WHAT YOU NEED TO DO>
From the entries that follow, list every line in which the string "name" appears.
Begin DATASET EXTRACT
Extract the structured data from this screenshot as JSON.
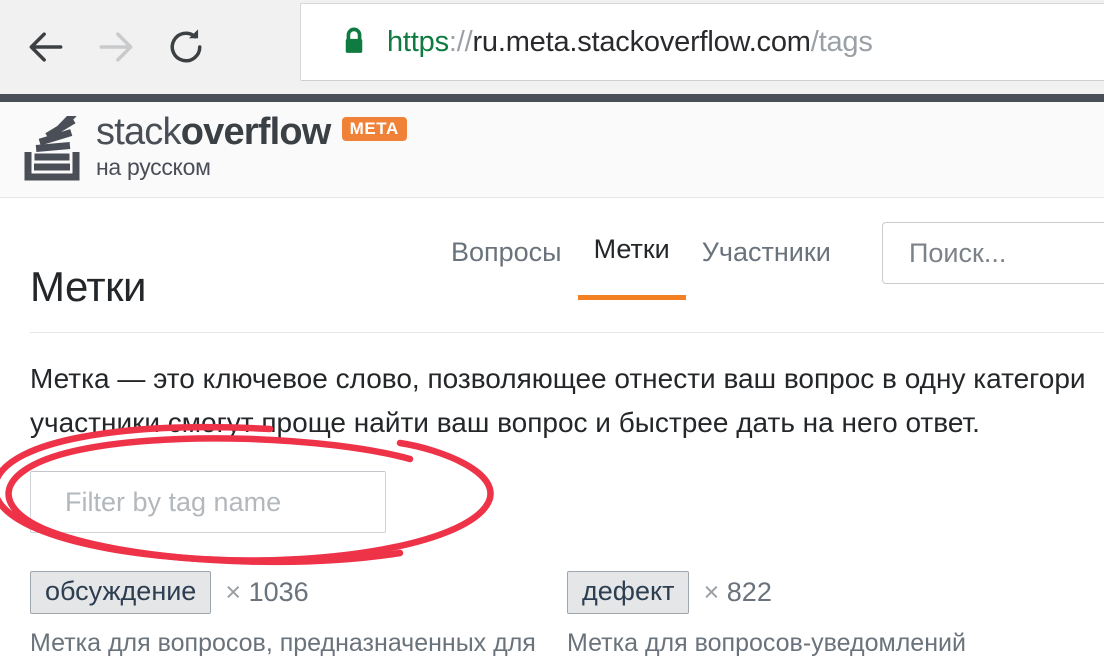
{
  "browser": {
    "back_icon": "arrow-left-icon",
    "forward_icon": "arrow-right-icon",
    "reload_icon": "reload-icon",
    "lock_icon": "lock-icon",
    "url": {
      "scheme": "https",
      "separator": "://",
      "host": "ru.meta.stackoverflow.com",
      "path": "/tags"
    },
    "colors": {
      "chrome_bg": "#f1f1f1",
      "lock_green": "#0f7b41",
      "url_host": "#292a2d",
      "url_muted": "#9aa0a6"
    }
  },
  "site_header": {
    "logo": {
      "icon": "stack-overflow-logo-icon",
      "word_light": "stack",
      "word_bold": "overflow",
      "badge": "META",
      "subtitle": "на русском"
    },
    "nav": [
      {
        "label": "Вопросы",
        "active": false
      },
      {
        "label": "Метки",
        "active": true
      },
      {
        "label": "Участники",
        "active": false
      }
    ],
    "search": {
      "placeholder": "Поиск..."
    },
    "colors": {
      "top_strip": "#4a4e57",
      "header_bg": "#fafafb",
      "accent_orange": "#f48024",
      "badge_orange": "#ef8236"
    }
  },
  "main": {
    "title": "Метки",
    "intro_line_1": "Метка — это ключевое слово, позволяющее отнести ваш вопрос в одну категори",
    "intro_line_2": "участники смогут проще найти ваш вопрос и быстрее дать на него ответ.",
    "filter": {
      "placeholder": "Filter by tag name",
      "value": ""
    },
    "annotation": {
      "shape": "hand-drawn-ellipse",
      "color": "#ee3348",
      "target": "filter-by-tag-name-input"
    },
    "tags": [
      {
        "name": "обсуждение",
        "times_symbol": "×",
        "count": "1036",
        "description": "Метка для вопросов, предназначенных для"
      },
      {
        "name": "дефект",
        "times_symbol": "×",
        "count": "822",
        "description": "Метка для вопросов-уведомлений"
      }
    ]
  }
}
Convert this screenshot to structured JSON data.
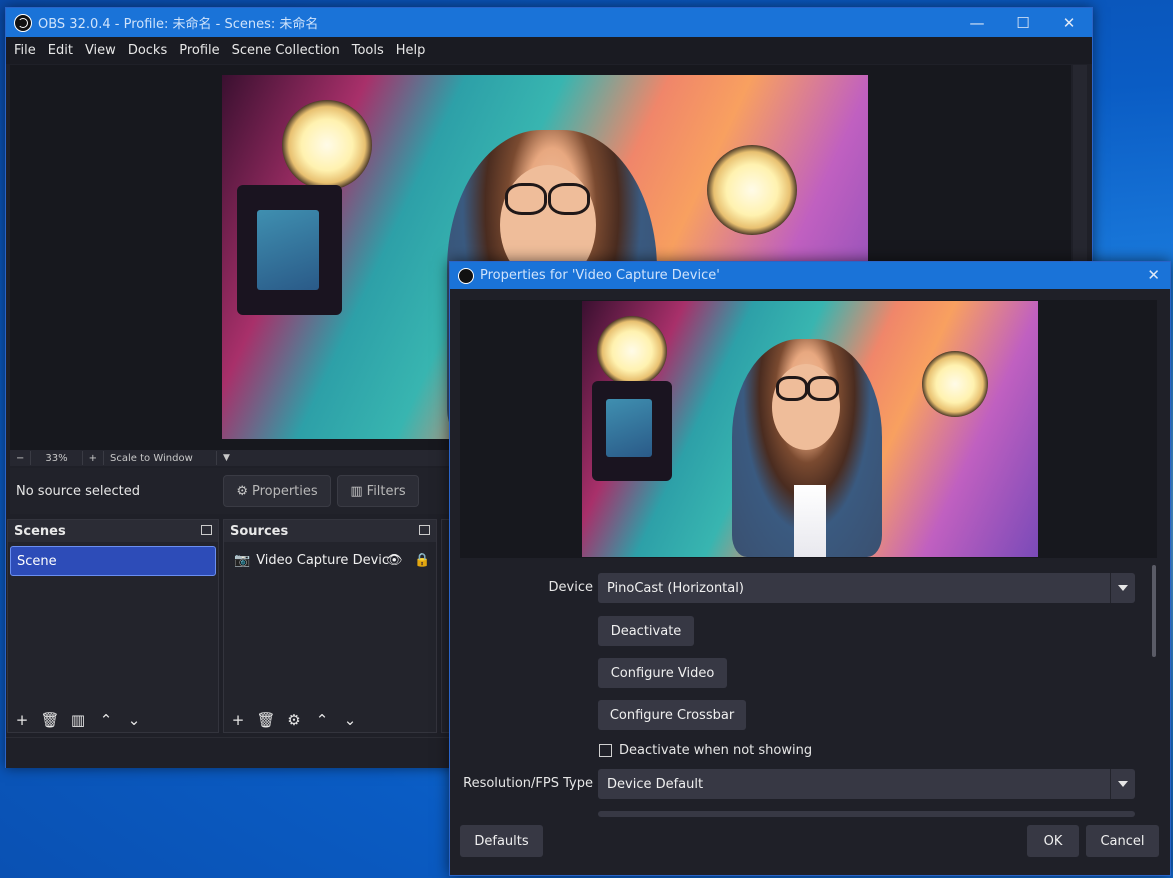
{
  "main_window": {
    "title": "OBS 32.0.4 - Profile: 未命名 - Scenes: 未命名",
    "menu": [
      "File",
      "Edit",
      "View",
      "Docks",
      "Profile",
      "Scene Collection",
      "Tools",
      "Help"
    ],
    "zoom_minus": "−",
    "zoom_value": "33%",
    "zoom_plus": "+",
    "scale_mode": "Scale to Window",
    "no_source": "No source selected",
    "properties_label": "Properties",
    "filters_label": "Filters",
    "scenes_title": "Scenes",
    "scene_items": [
      "Scene"
    ],
    "sources_title": "Sources",
    "source_items": [
      "Video Capture Devic"
    ]
  },
  "dialog": {
    "title": "Properties for 'Video Capture Device'",
    "device_label": "Device",
    "device_value": "PinoCast (Horizontal)",
    "deactivate": "Deactivate",
    "configure_video": "Configure Video",
    "configure_crossbar": "Configure Crossbar",
    "deactivate_when_hidden": "Deactivate when not showing",
    "resfps_label": "Resolution/FPS Type",
    "resfps_value": "Device Default",
    "defaults": "Defaults",
    "ok": "OK",
    "cancel": "Cancel"
  },
  "colors": {
    "titlebar": "#1a73d8",
    "selected_scene": "#2d4cb8",
    "panel": "#23242c"
  },
  "icons": {
    "window": [
      "minimize-icon",
      "maximize-icon",
      "close-icon"
    ],
    "scene_footer": [
      "add-icon",
      "trash-icon",
      "filter-icon",
      "up-icon",
      "down-icon"
    ],
    "source_footer": [
      "add-icon",
      "trash-icon",
      "gear-icon",
      "up-icon",
      "down-icon"
    ]
  }
}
End DATASET EXTRACT
WORKED SOLUTION>
      "placeholder": "Filter by tag name",
      "target": "filter-by-tag-name-input"
        "name": "обсуждение",
        "name": "дефект",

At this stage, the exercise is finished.